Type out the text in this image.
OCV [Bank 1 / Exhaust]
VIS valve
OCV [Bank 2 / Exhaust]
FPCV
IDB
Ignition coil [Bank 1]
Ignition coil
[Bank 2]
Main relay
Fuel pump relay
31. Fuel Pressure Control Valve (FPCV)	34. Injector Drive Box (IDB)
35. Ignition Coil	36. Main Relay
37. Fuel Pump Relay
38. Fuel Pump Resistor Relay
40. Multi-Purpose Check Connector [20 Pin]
▬▬▬
> **SHORT EXERCISE**
Reproduce each entry from the records above, character for character.

> **EXERCISE ANSWER**
Type out the text in this image.
OCV [Bank 1 / Exhaust]
VIS valve
OCV [Bank 2 / Exhaust]
FPCV
IDB
Ignition coil [Bank 1]
Ignition coil
[Bank 2]
Main relay
Fuel pump relay
31. Fuel Pressure Control Valve (FPCV)	34. Injector Drive Box (IDB)
35. Ignition Coil	36. Main Relay
37. Fuel Pump Relay
38. Fuel Pump Resistor Relay
40. Multi-Purpose Check Connector [20 Pin]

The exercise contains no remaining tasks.